**Problem description:**
List each line in which the string "name" appears.

**Provided information:**

+ + + +

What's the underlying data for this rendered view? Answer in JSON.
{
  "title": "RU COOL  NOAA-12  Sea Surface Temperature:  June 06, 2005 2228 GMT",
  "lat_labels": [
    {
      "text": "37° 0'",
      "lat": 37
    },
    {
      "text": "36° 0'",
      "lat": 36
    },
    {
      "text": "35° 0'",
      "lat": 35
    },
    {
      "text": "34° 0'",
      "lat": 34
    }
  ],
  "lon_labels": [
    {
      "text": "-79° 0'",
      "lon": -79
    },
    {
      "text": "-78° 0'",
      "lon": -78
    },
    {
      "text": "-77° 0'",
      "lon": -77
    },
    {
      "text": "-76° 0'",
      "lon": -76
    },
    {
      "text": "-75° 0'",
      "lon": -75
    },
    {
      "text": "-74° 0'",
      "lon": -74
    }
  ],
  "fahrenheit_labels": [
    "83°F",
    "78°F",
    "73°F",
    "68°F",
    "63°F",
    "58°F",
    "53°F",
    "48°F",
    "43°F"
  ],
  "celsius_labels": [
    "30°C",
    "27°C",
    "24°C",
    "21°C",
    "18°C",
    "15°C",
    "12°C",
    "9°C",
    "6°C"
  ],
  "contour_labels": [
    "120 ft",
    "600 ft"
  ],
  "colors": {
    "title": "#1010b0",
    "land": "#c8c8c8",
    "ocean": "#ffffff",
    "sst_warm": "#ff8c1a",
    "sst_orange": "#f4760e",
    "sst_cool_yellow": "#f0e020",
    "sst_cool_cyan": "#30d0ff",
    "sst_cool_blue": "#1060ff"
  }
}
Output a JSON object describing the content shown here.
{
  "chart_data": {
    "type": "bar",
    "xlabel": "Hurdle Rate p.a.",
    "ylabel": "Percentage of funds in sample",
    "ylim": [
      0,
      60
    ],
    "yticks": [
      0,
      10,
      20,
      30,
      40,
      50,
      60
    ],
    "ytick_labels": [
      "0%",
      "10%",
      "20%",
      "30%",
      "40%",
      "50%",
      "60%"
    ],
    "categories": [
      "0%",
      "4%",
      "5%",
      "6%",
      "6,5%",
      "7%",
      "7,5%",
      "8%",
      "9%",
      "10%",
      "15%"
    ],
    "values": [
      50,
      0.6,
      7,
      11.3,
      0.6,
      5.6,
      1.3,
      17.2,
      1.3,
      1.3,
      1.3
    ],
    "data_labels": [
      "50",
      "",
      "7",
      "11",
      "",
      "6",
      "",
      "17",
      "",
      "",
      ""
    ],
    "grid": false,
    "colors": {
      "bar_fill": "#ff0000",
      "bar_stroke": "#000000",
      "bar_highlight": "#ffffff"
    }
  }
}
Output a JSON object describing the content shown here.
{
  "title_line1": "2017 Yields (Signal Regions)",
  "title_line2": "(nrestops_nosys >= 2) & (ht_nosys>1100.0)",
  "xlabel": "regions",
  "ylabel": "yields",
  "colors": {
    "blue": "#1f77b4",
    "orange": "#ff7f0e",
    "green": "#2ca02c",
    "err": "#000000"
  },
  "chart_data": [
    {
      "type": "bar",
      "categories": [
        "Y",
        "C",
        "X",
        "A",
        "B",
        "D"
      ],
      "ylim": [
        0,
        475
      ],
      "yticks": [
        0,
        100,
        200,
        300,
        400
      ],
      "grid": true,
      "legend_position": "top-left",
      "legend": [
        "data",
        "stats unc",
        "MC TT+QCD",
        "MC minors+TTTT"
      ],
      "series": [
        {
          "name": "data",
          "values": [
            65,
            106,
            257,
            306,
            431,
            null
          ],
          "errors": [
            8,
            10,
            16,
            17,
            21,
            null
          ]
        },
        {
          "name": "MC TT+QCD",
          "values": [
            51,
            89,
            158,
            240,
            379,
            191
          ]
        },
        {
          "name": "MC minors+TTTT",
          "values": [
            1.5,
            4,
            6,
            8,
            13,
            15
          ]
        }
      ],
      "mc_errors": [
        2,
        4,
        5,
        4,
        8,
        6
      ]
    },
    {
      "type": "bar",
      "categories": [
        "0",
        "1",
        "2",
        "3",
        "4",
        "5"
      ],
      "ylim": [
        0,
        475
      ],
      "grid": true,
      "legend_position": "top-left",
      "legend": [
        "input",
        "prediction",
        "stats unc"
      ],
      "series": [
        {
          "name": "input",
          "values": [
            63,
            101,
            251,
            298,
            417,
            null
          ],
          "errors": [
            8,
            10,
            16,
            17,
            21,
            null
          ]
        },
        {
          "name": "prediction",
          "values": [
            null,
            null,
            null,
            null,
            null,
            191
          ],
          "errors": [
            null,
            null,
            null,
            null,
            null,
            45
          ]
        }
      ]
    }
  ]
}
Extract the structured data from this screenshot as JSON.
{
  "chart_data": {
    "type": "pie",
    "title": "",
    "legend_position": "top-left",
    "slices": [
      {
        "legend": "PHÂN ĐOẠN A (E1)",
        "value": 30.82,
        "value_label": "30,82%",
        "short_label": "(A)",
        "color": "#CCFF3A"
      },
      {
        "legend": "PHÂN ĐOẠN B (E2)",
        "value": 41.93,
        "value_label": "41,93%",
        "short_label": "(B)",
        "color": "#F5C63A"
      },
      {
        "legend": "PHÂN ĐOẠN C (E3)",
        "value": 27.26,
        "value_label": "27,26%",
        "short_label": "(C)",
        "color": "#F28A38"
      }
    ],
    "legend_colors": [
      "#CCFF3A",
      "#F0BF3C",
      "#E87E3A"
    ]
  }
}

+ + + +

**Output:**
          "name": "data",
          "name": "MC TT+QCD",
          "name": "MC minors+TTTT",
          "name": "input",
          "name": "prediction",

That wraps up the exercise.